Written problem:
Copy all the entries below exactly, but not the pictures.

Saved entries
######

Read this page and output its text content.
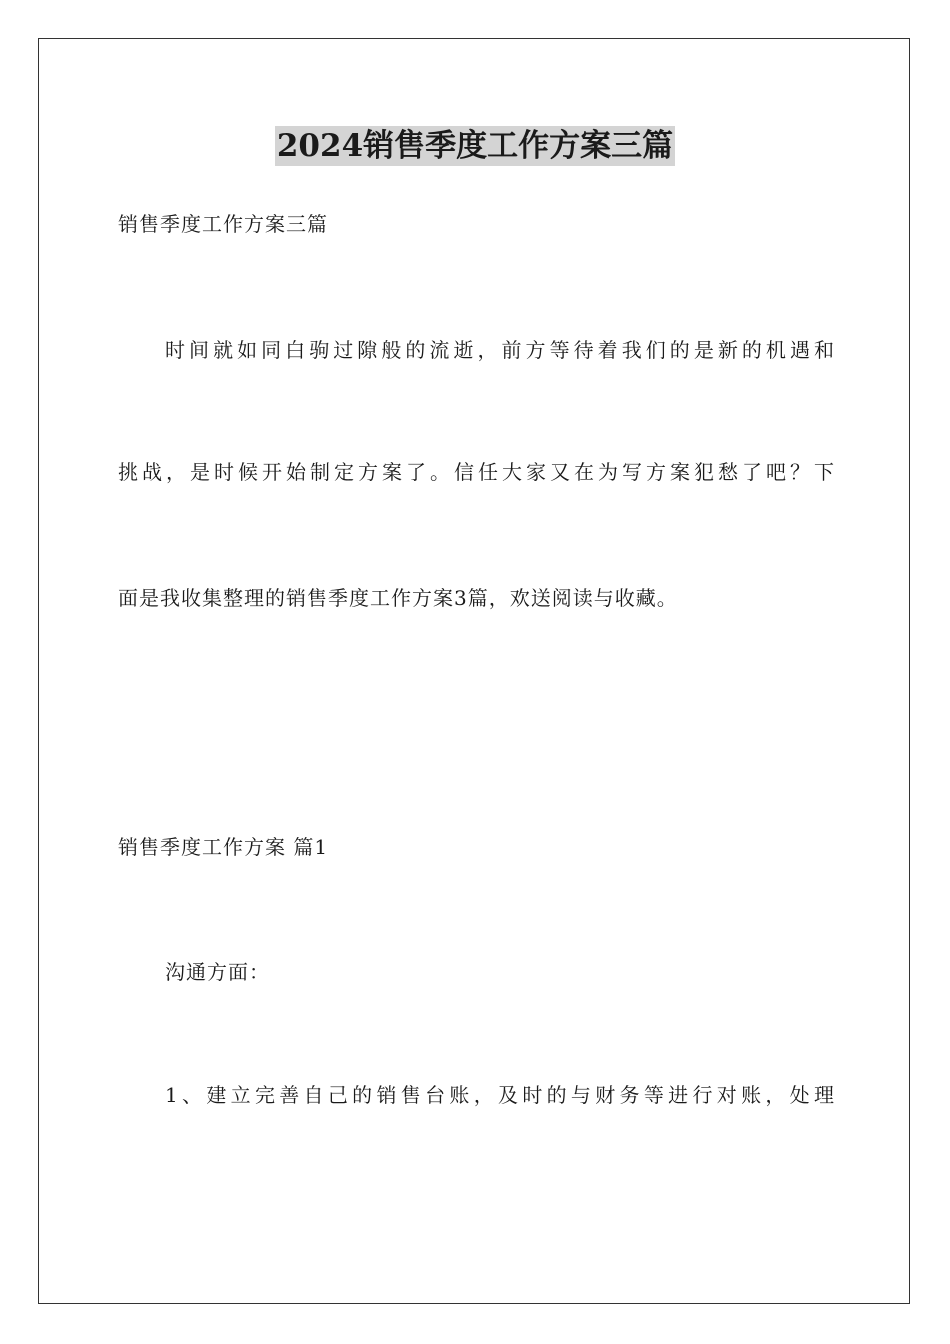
2024销售季度工作方案三篇
销售季度工作方案三篇
时间就如同白驹过隙般的流逝，前方等待着我们的是新的机遇和
挑战，是时候开始制定方案了。信任大家又在为写方案犯愁了吧？下
面是我收集整理的销售季度工作方案3篇，欢送阅读与收藏。
销售季度工作方案 篇1
沟通方面：
1、建立完善自己的销售台账，及时的与财务等进行对账，处理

######

Solution below:
Read this page and output its text content.
2024销售季度工作方案三篇
销售季度工作方案三篇
时间就如同白驹过隙般的流逝，前方等待着我们的是新的机遇和
挑战，是时候开始制定方案了。信任大家又在为写方案犯愁了吧？下
面是我收集整理的销售季度工作方案3篇，欢送阅读与收藏。
销售季度工作方案 篇1
沟通方面：
1、建立完善自己的销售台账，及时的与财务等进行对账，处理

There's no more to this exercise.